**WORK REQUIRED**
Set down the material below word for word, excluding the pictures.

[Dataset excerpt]
'''

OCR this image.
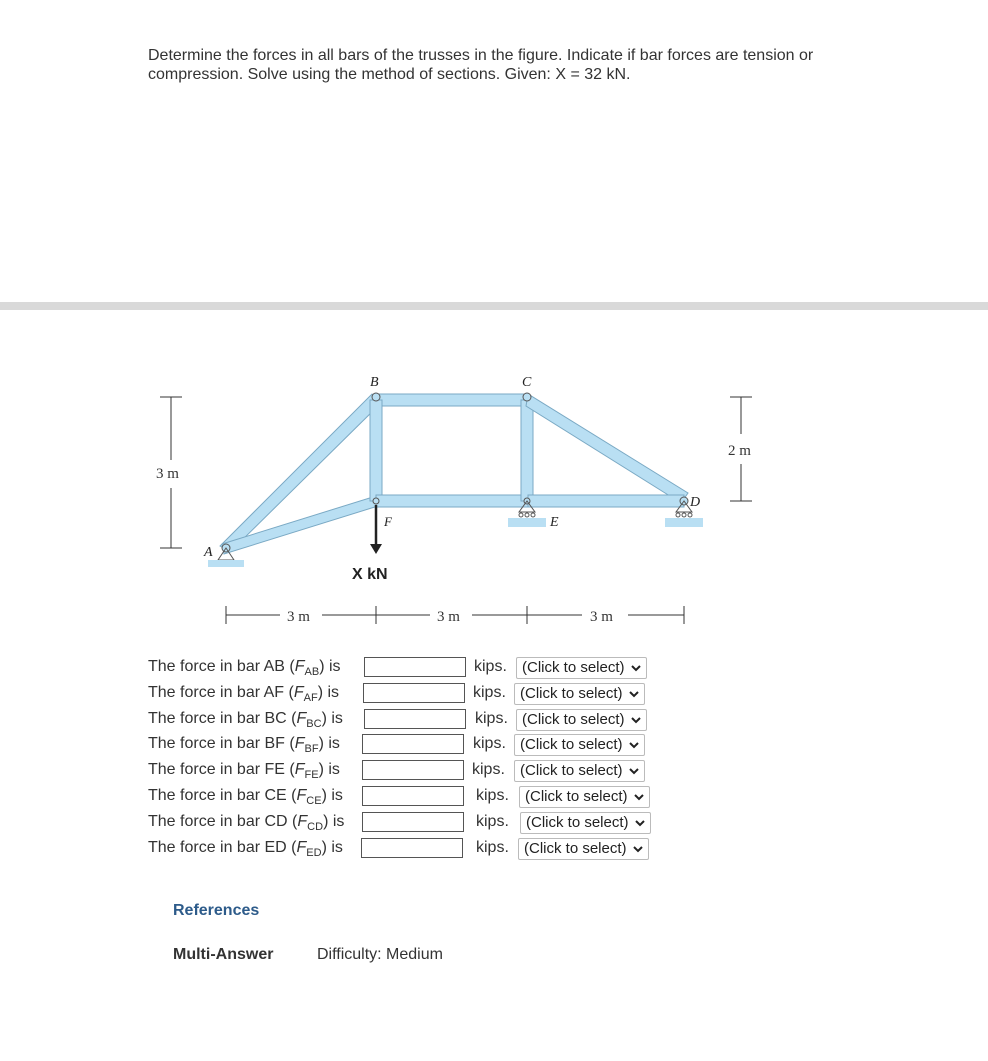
Determine the forces in all bars of the trusses in the figure. Indicate if bar forces are tension or
compression. Solve using the method of sections. Given: X = 32 kN.
B	C
A
F	E
D
X kN
3 m
2 m
3 m	3 m	3 m
The force in bar AB $(F_{AB})$ is	kips.	(Click to select)
The force in bar AF $(F_{AF})$ is	kips. (Click to select)
The force in bar BC $(F_{BC})$ is	kips. (Click to select)
The force in bar BF $(F_{BF})$ is	kips. (Click to select)
The force in bar FE $(F_{FE})$ is	kips.	(Click to select)
The force in bar CE $(F_{CE})$ is	kips.	(Click to select)
The force in bar CD $(F_{CD})$ is	kips.	(Click to select)
The force in bar ED $(F_{ED})$ is	kips.	(Click to select)
References
Multi-Answer	Difficulty: Medium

'''

**ANSWER TO THIS TASK**
OCR this image.
Determine the forces in all bars of the trusses in the figure. Indicate if bar forces are tension or
compression. Solve using the method of sections. Given: X = 32 kN.
B	C
A
F	E
D
X kN
3 m
2 m
3 m	3 m	3 m
The force in bar AB $(F_{AB})$ is	kips.	(Click to select)
The force in bar AF $(F_{AF})$ is	kips. (Click to select)
The force in bar BC $(F_{BC})$ is	kips. (Click to select)
The force in bar BF $(F_{BF})$ is	kips. (Click to select)
The force in bar FE $(F_{FE})$ is	kips.	(Click to select)
The force in bar CE $(F_{CE})$ is	kips.	(Click to select)
The force in bar CD $(F_{CD})$ is	kips.	(Click to select)
The force in bar ED $(F_{ED})$ is	kips.	(Click to select)
References
Multi-Answer	Difficulty: Medium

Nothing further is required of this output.